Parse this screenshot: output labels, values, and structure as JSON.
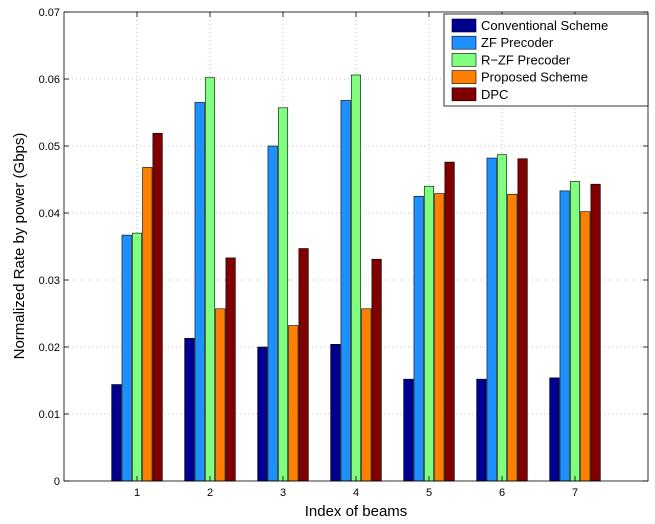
{
  "chart_data": {
    "type": "bar",
    "title": "",
    "xlabel": "Index of beams",
    "ylabel": "Normalized Rate by power (Gbps)",
    "categories": [
      "1",
      "2",
      "3",
      "4",
      "5",
      "6",
      "7"
    ],
    "ylim": [
      0,
      0.07
    ],
    "yticks": [
      "0",
      "0.01",
      "0.02",
      "0.03",
      "0.04",
      "0.05",
      "0.06",
      "0.07"
    ],
    "grid": true,
    "legend_position": "top-right",
    "series": [
      {
        "name": "Conventional Scheme",
        "color": "#00008f",
        "values": [
          0.0144,
          0.0213,
          0.02,
          0.0204,
          0.0152,
          0.0152,
          0.0154
        ]
      },
      {
        "name": "ZF Precoder",
        "color": "#1e90ff",
        "values": [
          0.0367,
          0.0565,
          0.05,
          0.0568,
          0.0425,
          0.0482,
          0.0433
        ]
      },
      {
        "name": "R−ZF Precoder",
        "color": "#80ff80",
        "values": [
          0.037,
          0.0602,
          0.0557,
          0.0606,
          0.044,
          0.0487,
          0.0447
        ]
      },
      {
        "name": "Proposed Scheme",
        "color": "#ff8000",
        "values": [
          0.0468,
          0.0257,
          0.0232,
          0.0257,
          0.0429,
          0.0428,
          0.0402
        ]
      },
      {
        "name": "DPC",
        "color": "#800000",
        "values": [
          0.0519,
          0.0333,
          0.0347,
          0.0331,
          0.0476,
          0.0481,
          0.0443
        ]
      }
    ]
  }
}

────────────────

PROBLEM DETAILS: Find the lines above that contain the word "Scheme" and collect them.

FULL SOLUTION:
        "name": "Conventional Scheme",
        "name": "Proposed Scheme",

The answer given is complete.